• **EXERCISE INSTRUCTIONS**: From the listing below, extract every line containing "pintu".
━━ EXERCISE MATERIAL
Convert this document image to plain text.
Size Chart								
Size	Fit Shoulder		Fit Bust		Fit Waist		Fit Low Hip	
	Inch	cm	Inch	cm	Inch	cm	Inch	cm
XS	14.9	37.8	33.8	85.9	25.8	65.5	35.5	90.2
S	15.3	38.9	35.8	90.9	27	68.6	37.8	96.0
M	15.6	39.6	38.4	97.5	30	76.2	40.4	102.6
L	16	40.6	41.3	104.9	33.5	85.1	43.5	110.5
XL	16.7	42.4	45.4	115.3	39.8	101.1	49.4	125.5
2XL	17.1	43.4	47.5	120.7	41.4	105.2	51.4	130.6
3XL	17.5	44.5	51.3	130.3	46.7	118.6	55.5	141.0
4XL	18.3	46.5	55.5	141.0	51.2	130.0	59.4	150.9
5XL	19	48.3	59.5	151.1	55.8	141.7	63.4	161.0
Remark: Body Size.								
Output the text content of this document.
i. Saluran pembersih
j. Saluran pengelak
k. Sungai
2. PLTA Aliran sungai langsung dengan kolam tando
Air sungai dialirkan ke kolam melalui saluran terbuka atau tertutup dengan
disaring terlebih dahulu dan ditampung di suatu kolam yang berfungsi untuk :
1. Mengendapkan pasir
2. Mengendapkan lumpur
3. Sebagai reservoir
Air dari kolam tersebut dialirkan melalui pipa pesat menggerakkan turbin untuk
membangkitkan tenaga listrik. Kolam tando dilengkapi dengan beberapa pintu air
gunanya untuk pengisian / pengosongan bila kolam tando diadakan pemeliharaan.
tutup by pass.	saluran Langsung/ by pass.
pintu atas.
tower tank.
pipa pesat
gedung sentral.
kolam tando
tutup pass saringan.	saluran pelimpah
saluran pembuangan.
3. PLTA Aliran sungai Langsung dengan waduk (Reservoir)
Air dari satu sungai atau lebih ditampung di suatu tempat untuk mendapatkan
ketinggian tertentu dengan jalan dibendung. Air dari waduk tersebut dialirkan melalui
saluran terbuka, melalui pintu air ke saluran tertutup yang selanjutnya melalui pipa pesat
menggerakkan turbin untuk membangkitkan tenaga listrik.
━━━━
• **WORKED SOLUTION**:
membangkitkan tenaga listrik. Kolam tando dilengkapi dengan beberapa pintu air
pintu atas.
saluran terbuka, melalui pintu air ke saluran tertutup yang selanjutnya melalui pipa pesat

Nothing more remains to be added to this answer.